WRITTEN PROBLEM ▸
Retype the data that follows line by line, exactly, and leave its pictures out.

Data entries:
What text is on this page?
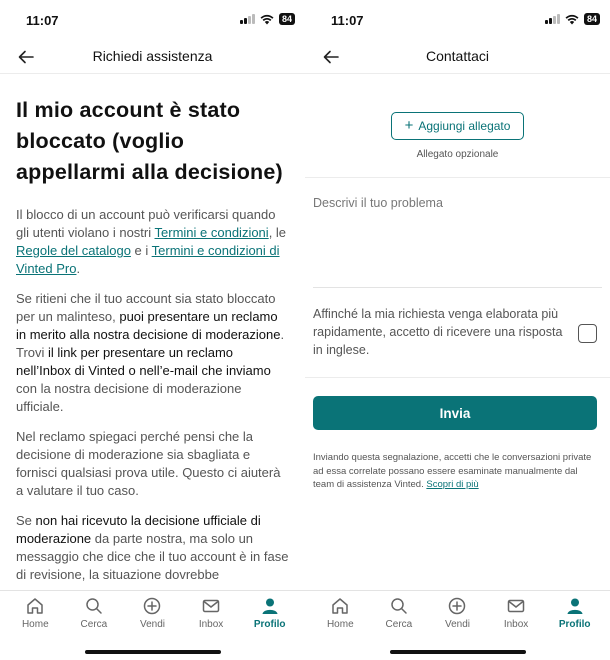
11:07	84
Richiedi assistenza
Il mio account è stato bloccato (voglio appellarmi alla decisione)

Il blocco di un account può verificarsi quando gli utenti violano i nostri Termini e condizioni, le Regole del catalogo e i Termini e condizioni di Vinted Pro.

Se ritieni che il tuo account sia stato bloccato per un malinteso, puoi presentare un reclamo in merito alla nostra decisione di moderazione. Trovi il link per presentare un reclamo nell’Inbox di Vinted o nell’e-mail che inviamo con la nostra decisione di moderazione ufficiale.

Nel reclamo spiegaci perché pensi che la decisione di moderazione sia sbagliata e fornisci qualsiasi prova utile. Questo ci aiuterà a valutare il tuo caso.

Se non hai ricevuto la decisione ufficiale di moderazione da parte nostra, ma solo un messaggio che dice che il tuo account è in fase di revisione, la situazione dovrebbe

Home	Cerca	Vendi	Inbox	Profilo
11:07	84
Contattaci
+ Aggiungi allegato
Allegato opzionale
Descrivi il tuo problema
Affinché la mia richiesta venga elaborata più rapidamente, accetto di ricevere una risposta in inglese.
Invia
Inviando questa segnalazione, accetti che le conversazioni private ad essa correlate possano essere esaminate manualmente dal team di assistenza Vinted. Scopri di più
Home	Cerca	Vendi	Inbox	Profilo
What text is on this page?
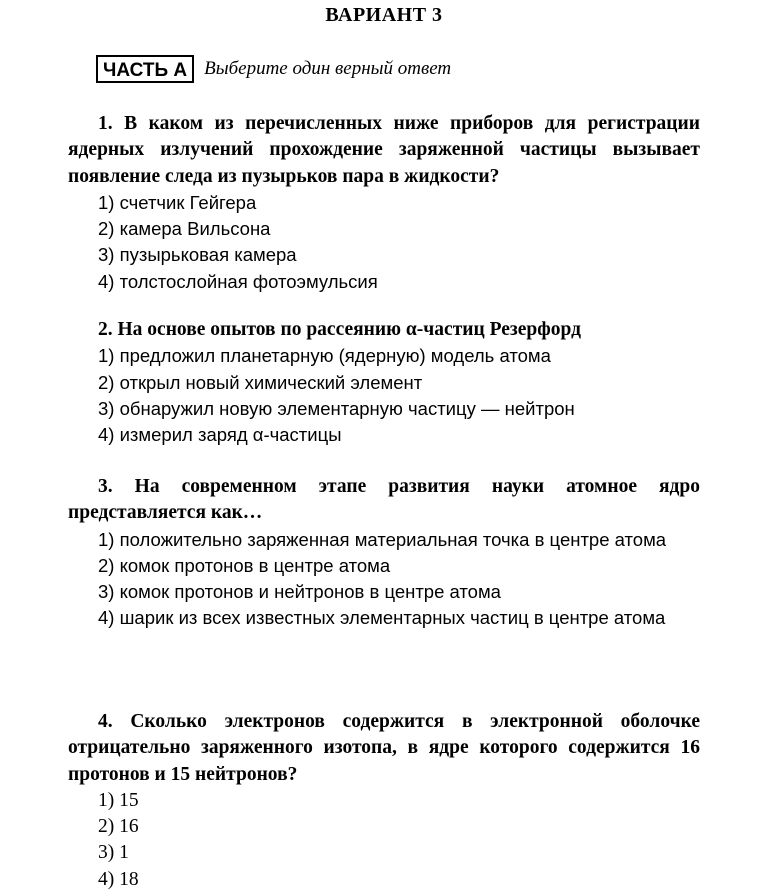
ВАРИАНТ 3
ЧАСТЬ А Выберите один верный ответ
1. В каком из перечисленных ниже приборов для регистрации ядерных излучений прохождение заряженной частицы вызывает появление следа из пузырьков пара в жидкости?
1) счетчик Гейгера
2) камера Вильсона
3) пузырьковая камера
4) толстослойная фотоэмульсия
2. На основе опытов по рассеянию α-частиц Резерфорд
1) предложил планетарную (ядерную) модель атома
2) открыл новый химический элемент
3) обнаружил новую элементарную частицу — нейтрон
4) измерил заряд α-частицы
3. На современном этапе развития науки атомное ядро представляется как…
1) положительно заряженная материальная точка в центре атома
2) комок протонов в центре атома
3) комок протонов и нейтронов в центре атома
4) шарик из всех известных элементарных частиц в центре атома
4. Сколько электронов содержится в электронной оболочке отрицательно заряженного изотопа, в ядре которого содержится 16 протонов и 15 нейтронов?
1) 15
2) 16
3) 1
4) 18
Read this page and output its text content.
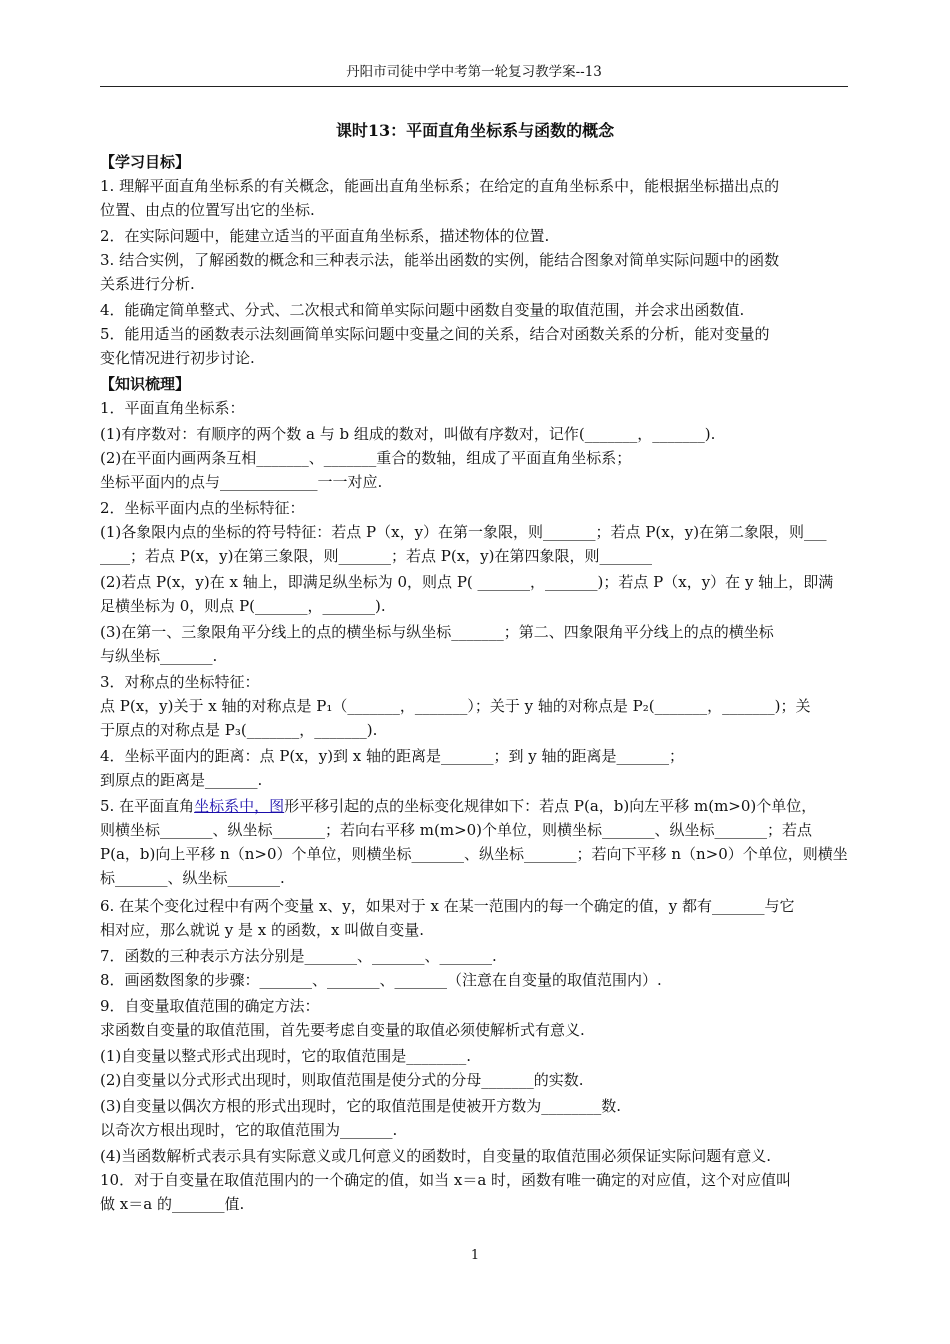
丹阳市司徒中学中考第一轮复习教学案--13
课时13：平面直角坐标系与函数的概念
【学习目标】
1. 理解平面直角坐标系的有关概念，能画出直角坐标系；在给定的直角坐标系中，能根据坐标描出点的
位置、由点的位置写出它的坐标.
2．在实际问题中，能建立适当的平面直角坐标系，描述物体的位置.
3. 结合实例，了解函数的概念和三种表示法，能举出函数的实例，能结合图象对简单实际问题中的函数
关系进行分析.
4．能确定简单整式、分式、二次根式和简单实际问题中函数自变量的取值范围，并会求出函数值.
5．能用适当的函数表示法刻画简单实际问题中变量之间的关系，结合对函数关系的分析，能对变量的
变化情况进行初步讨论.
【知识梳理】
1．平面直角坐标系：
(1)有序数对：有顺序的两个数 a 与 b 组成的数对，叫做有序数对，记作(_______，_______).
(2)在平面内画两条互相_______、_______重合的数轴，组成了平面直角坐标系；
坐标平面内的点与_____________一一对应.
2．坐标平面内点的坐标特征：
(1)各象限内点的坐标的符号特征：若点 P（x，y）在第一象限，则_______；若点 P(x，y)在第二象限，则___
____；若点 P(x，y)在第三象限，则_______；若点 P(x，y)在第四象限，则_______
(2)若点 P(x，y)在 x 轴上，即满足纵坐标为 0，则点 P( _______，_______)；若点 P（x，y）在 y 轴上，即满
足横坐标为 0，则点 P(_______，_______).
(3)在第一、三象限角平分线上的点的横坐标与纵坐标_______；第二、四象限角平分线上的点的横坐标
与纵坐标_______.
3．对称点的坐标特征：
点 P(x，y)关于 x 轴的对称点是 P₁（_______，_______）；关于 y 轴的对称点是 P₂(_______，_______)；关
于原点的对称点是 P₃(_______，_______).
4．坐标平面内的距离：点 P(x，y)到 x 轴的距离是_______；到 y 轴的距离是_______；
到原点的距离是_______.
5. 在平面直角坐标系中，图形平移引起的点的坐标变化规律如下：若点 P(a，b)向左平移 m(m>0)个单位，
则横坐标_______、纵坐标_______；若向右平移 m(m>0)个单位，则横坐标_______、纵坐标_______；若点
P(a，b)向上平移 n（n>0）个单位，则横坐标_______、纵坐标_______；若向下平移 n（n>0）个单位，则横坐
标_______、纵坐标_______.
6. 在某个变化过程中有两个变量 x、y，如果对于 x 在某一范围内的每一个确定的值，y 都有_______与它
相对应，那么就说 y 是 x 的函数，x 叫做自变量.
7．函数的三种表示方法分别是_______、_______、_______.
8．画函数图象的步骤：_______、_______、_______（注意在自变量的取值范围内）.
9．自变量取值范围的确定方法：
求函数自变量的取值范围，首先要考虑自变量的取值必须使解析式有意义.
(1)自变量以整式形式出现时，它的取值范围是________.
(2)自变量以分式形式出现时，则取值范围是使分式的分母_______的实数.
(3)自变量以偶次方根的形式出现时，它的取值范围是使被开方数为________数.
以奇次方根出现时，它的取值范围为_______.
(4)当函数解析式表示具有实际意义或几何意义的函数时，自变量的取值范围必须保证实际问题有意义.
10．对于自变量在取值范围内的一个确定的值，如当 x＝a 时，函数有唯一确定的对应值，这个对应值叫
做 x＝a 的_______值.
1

CORRECT OUTPUT ▸
What text is on this page?
11:07	84
Richiedi assistenza
Il mio account è stato bloccato (voglio appellarmi alla decisione)

Il blocco di un account può verificarsi quando gli utenti violano i nostri Termini e condizioni, le Regole del catalogo e i Termini e condizioni di Vinted Pro.

Se ritieni che il tuo account sia stato bloccato per un malinteso, puoi presentare un reclamo in merito alla nostra decisione di moderazione. Trovi il link per presentare un reclamo nell’Inbox di Vinted o nell’e-mail che inviamo con la nostra decisione di moderazione ufficiale.

Nel reclamo spiegaci perché pensi che la decisione di moderazione sia sbagliata e fornisci qualsiasi prova utile. Questo ci aiuterà a valutare il tuo caso.

Se non hai ricevuto la decisione ufficiale di moderazione da parte nostra, ma solo un messaggio che dice che il tuo account è in fase di revisione, la situazione dovrebbe

Home	Cerca	Vendi	Inbox	Profilo
11:07	84
Contattaci
+ Aggiungi allegato
Allegato opzionale
Descrivi il tuo problema
Affinché la mia richiesta venga elaborata più rapidamente, accetto di ricevere una risposta in inglese.
Invia
Inviando questa segnalazione, accetti che le conversazioni private ad essa correlate possano essere esaminate manualmente dal team di assistenza Vinted. Scopri di più
Home	Cerca	Vendi	Inbox	Profilo
What text is on this page?
ВАРИАНТ 3
ЧАСТЬ А Выберите один верный ответ
1. В каком из перечисленных ниже приборов для регистрации ядерных излучений прохождение заряженной частицы вызывает появление следа из пузырьков пара в жидкости?
1) счетчик Гейгера
2) камера Вильсона
3) пузырьковая камера
4) толстослойная фотоэмульсия
2. На основе опытов по рассеянию α-частиц Резерфорд
1) предложил планетарную (ядерную) модель атома
2) открыл новый химический элемент
3) обнаружил новую элементарную частицу — нейтрон
4) измерил заряд α-частицы
3. На современном этапе развития науки атомное ядро представляется как…
1) положительно заряженная материальная точка в центре атома
2) комок протонов в центре атома
3) комок протонов и нейтронов в центре атома
4) шарик из всех известных элементарных частиц в центре атома
4. Сколько электронов содержится в электронной оболочке отрицательно заряженного изотопа, в ядре которого содержится 16 протонов и 15 нейтронов?
1) 15
2) 16
3) 1
4) 18
Read this page and output its text content.
丹阳市司徒中学中考第一轮复习教学案--13
课时13：平面直角坐标系与函数的概念
【学习目标】
1. 理解平面直角坐标系的有关概念，能画出直角坐标系；在给定的直角坐标系中，能根据坐标描出点的
位置、由点的位置写出它的坐标.
2．在实际问题中，能建立适当的平面直角坐标系，描述物体的位置.
3. 结合实例，了解函数的概念和三种表示法，能举出函数的实例，能结合图象对简单实际问题中的函数
关系进行分析.
4．能确定简单整式、分式、二次根式和简单实际问题中函数自变量的取值范围，并会求出函数值.
5．能用适当的函数表示法刻画简单实际问题中变量之间的关系，结合对函数关系的分析，能对变量的
变化情况进行初步讨论.
【知识梳理】
1．平面直角坐标系：
(1)有序数对：有顺序的两个数 a 与 b 组成的数对，叫做有序数对，记作(_______，_______).
(2)在平面内画两条互相_______、_______重合的数轴，组成了平面直角坐标系；
坐标平面内的点与_____________一一对应.
2．坐标平面内点的坐标特征：
(1)各象限内点的坐标的符号特征：若点 P（x，y）在第一象限，则_______；若点 P(x，y)在第二象限，则___
____；若点 P(x，y)在第三象限，则_______；若点 P(x，y)在第四象限，则_______
(2)若点 P(x，y)在 x 轴上，即满足纵坐标为 0，则点 P( _______，_______)；若点 P（x，y）在 y 轴上，即满
足横坐标为 0，则点 P(_______，_______).
(3)在第一、三象限角平分线上的点的横坐标与纵坐标_______；第二、四象限角平分线上的点的横坐标
与纵坐标_______.
3．对称点的坐标特征：
点 P(x，y)关于 x 轴的对称点是 P₁（_______，_______）；关于 y 轴的对称点是 P₂(_______，_______)；关
于原点的对称点是 P₃(_______，_______).
4．坐标平面内的距离：点 P(x，y)到 x 轴的距离是_______；到 y 轴的距离是_______；
到原点的距离是_______.
5. 在平面直角坐标系中，图形平移引起的点的坐标变化规律如下：若点 P(a，b)向左平移 m(m>0)个单位，
则横坐标_______、纵坐标_______；若向右平移 m(m>0)个单位，则横坐标_______、纵坐标_______；若点
P(a，b)向上平移 n（n>0）个单位，则横坐标_______、纵坐标_______；若向下平移 n（n>0）个单位，则横坐
标_______、纵坐标_______.
6. 在某个变化过程中有两个变量 x、y，如果对于 x 在某一范围内的每一个确定的值，y 都有_______与它
相对应，那么就说 y 是 x 的函数，x 叫做自变量.
7．函数的三种表示方法分别是_______、_______、_______.
8．画函数图象的步骤：_______、_______、_______（注意在自变量的取值范围内）.
9．自变量取值范围的确定方法：
求函数自变量的取值范围，首先要考虑自变量的取值必须使解析式有意义.
(1)自变量以整式形式出现时，它的取值范围是________.
(2)自变量以分式形式出现时，则取值范围是使分式的分母_______的实数.
(3)自变量以偶次方根的形式出现时，它的取值范围是使被开方数为________数.
以奇次方根出现时，它的取值范围为_______.
(4)当函数解析式表示具有实际意义或几何意义的函数时，自变量的取值范围必须保证实际问题有意义.
10．对于自变量在取值范围内的一个确定的值，如当 x＝a 时，函数有唯一确定的对应值，这个对应值叫
做 x＝a 的_______值.
1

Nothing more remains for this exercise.